Exercise: Please output the lines shown below exactly as they appear.

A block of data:
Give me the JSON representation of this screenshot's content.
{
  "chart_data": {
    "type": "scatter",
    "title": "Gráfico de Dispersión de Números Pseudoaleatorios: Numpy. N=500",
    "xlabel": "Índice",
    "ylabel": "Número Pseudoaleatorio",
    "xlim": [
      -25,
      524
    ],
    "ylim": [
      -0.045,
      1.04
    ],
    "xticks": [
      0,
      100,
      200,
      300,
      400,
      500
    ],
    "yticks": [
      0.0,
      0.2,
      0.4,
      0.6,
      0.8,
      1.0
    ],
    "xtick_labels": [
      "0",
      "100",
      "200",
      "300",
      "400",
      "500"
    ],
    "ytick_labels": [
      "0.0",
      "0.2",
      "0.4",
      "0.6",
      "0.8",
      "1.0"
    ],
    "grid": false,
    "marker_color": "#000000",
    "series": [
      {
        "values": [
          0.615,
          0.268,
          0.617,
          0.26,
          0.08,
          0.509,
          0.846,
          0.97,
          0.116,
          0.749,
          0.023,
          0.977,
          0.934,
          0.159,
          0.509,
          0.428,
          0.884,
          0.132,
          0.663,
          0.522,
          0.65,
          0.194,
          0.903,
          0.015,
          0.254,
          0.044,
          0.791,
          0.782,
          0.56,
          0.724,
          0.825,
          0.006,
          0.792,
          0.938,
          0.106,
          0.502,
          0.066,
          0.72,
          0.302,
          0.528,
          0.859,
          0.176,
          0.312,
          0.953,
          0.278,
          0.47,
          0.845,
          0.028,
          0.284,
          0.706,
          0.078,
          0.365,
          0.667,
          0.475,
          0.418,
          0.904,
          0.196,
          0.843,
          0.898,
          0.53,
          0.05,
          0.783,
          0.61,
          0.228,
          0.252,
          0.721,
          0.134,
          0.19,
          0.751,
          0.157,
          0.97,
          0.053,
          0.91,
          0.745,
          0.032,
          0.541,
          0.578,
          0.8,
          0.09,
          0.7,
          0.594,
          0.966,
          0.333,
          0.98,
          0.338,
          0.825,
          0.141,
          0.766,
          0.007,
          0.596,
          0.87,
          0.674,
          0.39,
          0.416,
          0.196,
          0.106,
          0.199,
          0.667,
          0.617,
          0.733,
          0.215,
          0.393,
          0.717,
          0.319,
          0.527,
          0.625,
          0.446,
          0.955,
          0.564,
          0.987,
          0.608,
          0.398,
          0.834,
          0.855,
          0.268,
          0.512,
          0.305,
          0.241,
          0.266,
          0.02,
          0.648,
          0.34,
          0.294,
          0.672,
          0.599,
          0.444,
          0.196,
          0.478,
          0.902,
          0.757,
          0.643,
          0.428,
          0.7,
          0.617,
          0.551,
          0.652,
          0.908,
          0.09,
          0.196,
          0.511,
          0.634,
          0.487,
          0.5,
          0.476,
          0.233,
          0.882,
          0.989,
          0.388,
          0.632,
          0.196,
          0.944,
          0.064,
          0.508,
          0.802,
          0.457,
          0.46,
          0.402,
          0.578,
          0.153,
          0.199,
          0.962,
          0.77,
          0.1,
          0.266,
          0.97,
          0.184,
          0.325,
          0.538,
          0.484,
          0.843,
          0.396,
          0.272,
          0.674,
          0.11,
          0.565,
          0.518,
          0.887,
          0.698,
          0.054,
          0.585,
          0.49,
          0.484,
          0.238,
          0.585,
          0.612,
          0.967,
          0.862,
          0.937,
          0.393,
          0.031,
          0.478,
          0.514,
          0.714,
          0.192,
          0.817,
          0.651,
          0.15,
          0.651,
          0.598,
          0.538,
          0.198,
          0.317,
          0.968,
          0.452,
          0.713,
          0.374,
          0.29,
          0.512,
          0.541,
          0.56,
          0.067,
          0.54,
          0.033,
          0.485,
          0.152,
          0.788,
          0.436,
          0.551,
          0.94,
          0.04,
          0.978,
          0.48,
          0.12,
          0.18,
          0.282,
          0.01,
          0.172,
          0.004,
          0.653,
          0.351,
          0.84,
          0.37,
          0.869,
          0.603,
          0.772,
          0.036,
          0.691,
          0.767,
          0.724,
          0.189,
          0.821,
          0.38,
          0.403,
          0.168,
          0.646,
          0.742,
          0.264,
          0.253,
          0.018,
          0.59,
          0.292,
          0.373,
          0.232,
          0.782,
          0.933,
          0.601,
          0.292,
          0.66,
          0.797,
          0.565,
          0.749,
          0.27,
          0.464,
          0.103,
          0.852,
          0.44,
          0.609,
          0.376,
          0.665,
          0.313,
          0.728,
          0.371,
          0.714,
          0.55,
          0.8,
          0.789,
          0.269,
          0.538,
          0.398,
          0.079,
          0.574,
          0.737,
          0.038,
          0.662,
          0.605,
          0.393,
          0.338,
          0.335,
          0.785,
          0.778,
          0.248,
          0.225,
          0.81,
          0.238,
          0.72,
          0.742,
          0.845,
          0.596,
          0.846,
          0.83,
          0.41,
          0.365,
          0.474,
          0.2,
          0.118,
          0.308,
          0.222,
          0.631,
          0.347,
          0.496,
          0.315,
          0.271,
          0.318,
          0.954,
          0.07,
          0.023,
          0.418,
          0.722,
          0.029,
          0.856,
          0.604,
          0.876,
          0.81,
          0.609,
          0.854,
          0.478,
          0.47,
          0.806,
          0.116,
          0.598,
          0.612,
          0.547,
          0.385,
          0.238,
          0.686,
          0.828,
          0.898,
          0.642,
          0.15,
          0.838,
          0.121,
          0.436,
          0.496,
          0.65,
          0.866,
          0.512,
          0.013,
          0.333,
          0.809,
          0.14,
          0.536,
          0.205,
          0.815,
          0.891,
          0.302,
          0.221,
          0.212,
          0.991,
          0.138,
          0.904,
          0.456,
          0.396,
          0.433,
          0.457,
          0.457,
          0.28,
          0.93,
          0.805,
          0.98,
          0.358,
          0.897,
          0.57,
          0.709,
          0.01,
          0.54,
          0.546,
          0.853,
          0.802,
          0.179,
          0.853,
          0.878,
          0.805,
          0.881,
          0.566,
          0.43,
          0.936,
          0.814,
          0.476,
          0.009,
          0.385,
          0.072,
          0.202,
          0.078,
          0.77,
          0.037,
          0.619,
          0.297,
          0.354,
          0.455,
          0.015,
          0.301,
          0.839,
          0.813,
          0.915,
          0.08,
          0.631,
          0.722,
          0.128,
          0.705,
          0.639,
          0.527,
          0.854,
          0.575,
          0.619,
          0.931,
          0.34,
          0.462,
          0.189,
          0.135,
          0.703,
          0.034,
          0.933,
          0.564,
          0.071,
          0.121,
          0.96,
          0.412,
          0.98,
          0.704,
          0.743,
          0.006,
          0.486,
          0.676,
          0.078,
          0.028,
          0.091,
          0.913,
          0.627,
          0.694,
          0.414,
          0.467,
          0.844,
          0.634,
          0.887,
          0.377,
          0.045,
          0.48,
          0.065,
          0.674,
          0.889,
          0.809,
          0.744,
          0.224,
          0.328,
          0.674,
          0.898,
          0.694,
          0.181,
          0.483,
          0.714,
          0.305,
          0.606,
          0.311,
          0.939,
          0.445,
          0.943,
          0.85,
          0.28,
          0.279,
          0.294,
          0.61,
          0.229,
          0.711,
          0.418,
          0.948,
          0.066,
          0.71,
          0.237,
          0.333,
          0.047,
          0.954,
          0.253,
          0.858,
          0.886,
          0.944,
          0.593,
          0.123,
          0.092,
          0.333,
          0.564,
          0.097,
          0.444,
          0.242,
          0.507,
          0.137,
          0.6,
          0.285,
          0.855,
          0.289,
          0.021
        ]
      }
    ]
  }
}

The output:
Give me the JSON representation of this screenshot's content.
{
  "chart_data": {
    "type": "scatter",
    "title": "Gráfico de Dispersión de Números Pseudoaleatorios: Numpy. N=500",
    "xlabel": "Índice",
    "ylabel": "Número Pseudoaleatorio",
    "xlim": [
      -25,
      524
    ],
    "ylim": [
      -0.045,
      1.04
    ],
    "xticks": [
      0,
      100,
      200,
      300,
      400,
      500
    ],
    "yticks": [
      0.0,
      0.2,
      0.4,
      0.6,
      0.8,
      1.0
    ],
    "xtick_labels": [
      "0",
      "100",
      "200",
      "300",
      "400",
      "500"
    ],
    "ytick_labels": [
      "0.0",
      "0.2",
      "0.4",
      "0.6",
      "0.8",
      "1.0"
    ],
    "grid": false,
    "marker_color": "#000000",
    "series": [
      {
        "values": [
          0.615,
          0.268,
          0.617,
          0.26,
          0.08,
          0.509,
          0.846,
          0.97,
          0.116,
          0.749,
          0.023,
          0.977,
          0.934,
          0.159,
          0.509,
          0.428,
          0.884,
          0.132,
          0.663,
          0.522,
          0.65,
          0.194,
          0.903,
          0.015,
          0.254,
          0.044,
          0.791,
          0.782,
          0.56,
          0.724,
          0.825,
          0.006,
          0.792,
          0.938,
          0.106,
          0.502,
          0.066,
          0.72,
          0.302,
          0.528,
          0.859,
          0.176,
          0.312,
          0.953,
          0.278,
          0.47,
          0.845,
          0.028,
          0.284,
          0.706,
          0.078,
          0.365,
          0.667,
          0.475,
          0.418,
          0.904,
          0.196,
          0.843,
          0.898,
          0.53,
          0.05,
          0.783,
          0.61,
          0.228,
          0.252,
          0.721,
          0.134,
          0.19,
          0.751,
          0.157,
          0.97,
          0.053,
          0.91,
          0.745,
          0.032,
          0.541,
          0.578,
          0.8,
          0.09,
          0.7,
          0.594,
          0.966,
          0.333,
          0.98,
          0.338,
          0.825,
          0.141,
          0.766,
          0.007,
          0.596,
          0.87,
          0.674,
          0.39,
          0.416,
          0.196,
          0.106,
          0.199,
          0.667,
          0.617,
          0.733,
          0.215,
          0.393,
          0.717,
          0.319,
          0.527,
          0.625,
          0.446,
          0.955,
          0.564,
          0.987,
          0.608,
          0.398,
          0.834,
          0.855,
          0.268,
          0.512,
          0.305,
          0.241,
          0.266,
          0.02,
          0.648,
          0.34,
          0.294,
          0.672,
          0.599,
          0.444,
          0.196,
          0.478,
          0.902,
          0.757,
          0.643,
          0.428,
          0.7,
          0.617,
          0.551,
          0.652,
          0.908,
          0.09,
          0.196,
          0.511,
          0.634,
          0.487,
          0.5,
          0.476,
          0.233,
          0.882,
          0.989,
          0.388,
          0.632,
          0.196,
          0.944,
          0.064,
          0.508,
          0.802,
          0.457,
          0.46,
          0.402,
          0.578,
          0.153,
          0.199,
          0.962,
          0.77,
          0.1,
          0.266,
          0.97,
          0.184,
          0.325,
          0.538,
          0.484,
          0.843,
          0.396,
          0.272,
          0.674,
          0.11,
          0.565,
          0.518,
          0.887,
          0.698,
          0.054,
          0.585,
          0.49,
          0.484,
          0.238,
          0.585,
          0.612,
          0.967,
          0.862,
          0.937,
          0.393,
          0.031,
          0.478,
          0.514,
          0.714,
          0.192,
          0.817,
          0.651,
          0.15,
          0.651,
          0.598,
          0.538,
          0.198,
          0.317,
          0.968,
          0.452,
          0.713,
          0.374,
          0.29,
          0.512,
          0.541,
          0.56,
          0.067,
          0.54,
          0.033,
          0.485,
          0.152,
          0.788,
          0.436,
          0.551,
          0.94,
          0.04,
          0.978,
          0.48,
          0.12,
          0.18,
          0.282,
          0.01,
          0.172,
          0.004,
          0.653,
          0.351,
          0.84,
          0.37,
          0.869,
          0.603,
          0.772,
          0.036,
          0.691,
          0.767,
          0.724,
          0.189,
          0.821,
          0.38,
          0.403,
          0.168,
          0.646,
          0.742,
          0.264,
          0.253,
          0.018,
          0.59,
          0.292,
          0.373,
          0.232,
          0.782,
          0.933,
          0.601,
          0.292,
          0.66,
          0.797,
          0.565,
          0.749,
          0.27,
          0.464,
          0.103,
          0.852,
          0.44,
          0.609,
          0.376,
          0.665,
          0.313,
          0.728,
          0.371,
          0.714,
          0.55,
          0.8,
          0.789,
          0.269,
          0.538,
          0.398,
          0.079,
          0.574,
          0.737,
          0.038,
          0.662,
          0.605,
          0.393,
          0.338,
          0.335,
          0.785,
          0.778,
          0.248,
          0.225,
          0.81,
          0.238,
          0.72,
          0.742,
          0.845,
          0.596,
          0.846,
          0.83,
          0.41,
          0.365,
          0.474,
          0.2,
          0.118,
          0.308,
          0.222,
          0.631,
          0.347,
          0.496,
          0.315,
          0.271,
          0.318,
          0.954,
          0.07,
          0.023,
          0.418,
          0.722,
          0.029,
          0.856,
          0.604,
          0.876,
          0.81,
          0.609,
          0.854,
          0.478,
          0.47,
          0.806,
          0.116,
          0.598,
          0.612,
          0.547,
          0.385,
          0.238,
          0.686,
          0.828,
          0.898,
          0.642,
          0.15,
          0.838,
          0.121,
          0.436,
          0.496,
          0.65,
          0.866,
          0.512,
          0.013,
          0.333,
          0.809,
          0.14,
          0.536,
          0.205,
          0.815,
          0.891,
          0.302,
          0.221,
          0.212,
          0.991,
          0.138,
          0.904,
          0.456,
          0.396,
          0.433,
          0.457,
          0.457,
          0.28,
          0.93,
          0.805,
          0.98,
          0.358,
          0.897,
          0.57,
          0.709,
          0.01,
          0.54,
          0.546,
          0.853,
          0.802,
          0.179,
          0.853,
          0.878,
          0.805,
          0.881,
          0.566,
          0.43,
          0.936,
          0.814,
          0.476,
          0.009,
          0.385,
          0.072,
          0.202,
          0.078,
          0.77,
          0.037,
          0.619,
          0.297,
          0.354,
          0.455,
          0.015,
          0.301,
          0.839,
          0.813,
          0.915,
          0.08,
          0.631,
          0.722,
          0.128,
          0.705,
          0.639,
          0.527,
          0.854,
          0.575,
          0.619,
          0.931,
          0.34,
          0.462,
          0.189,
          0.135,
          0.703,
          0.034,
          0.933,
          0.564,
          0.071,
          0.121,
          0.96,
          0.412,
          0.98,
          0.704,
          0.743,
          0.006,
          0.486,
          0.676,
          0.078,
          0.028,
          0.091,
          0.913,
          0.627,
          0.694,
          0.414,
          0.467,
          0.844,
          0.634,
          0.887,
          0.377,
          0.045,
          0.48,
          0.065,
          0.674,
          0.889,
          0.809,
          0.744,
          0.224,
          0.328,
          0.674,
          0.898,
          0.694,
          0.181,
          0.483,
          0.714,
          0.305,
          0.606,
          0.311,
          0.939,
          0.445,
          0.943,
          0.85,
          0.28,
          0.279,
          0.294,
          0.61,
          0.229,
          0.711,
          0.418,
          0.948,
          0.066,
          0.71,
          0.237,
          0.333,
          0.047,
          0.954,
          0.253,
          0.858,
          0.886,
          0.944,
          0.593,
          0.123,
          0.092,
          0.333,
          0.564,
          0.097,
          0.444,
          0.242,
          0.507,
          0.137,
          0.6,
          0.285,
          0.855,
          0.289,
          0.021
        ]
      }
    ]
  }
}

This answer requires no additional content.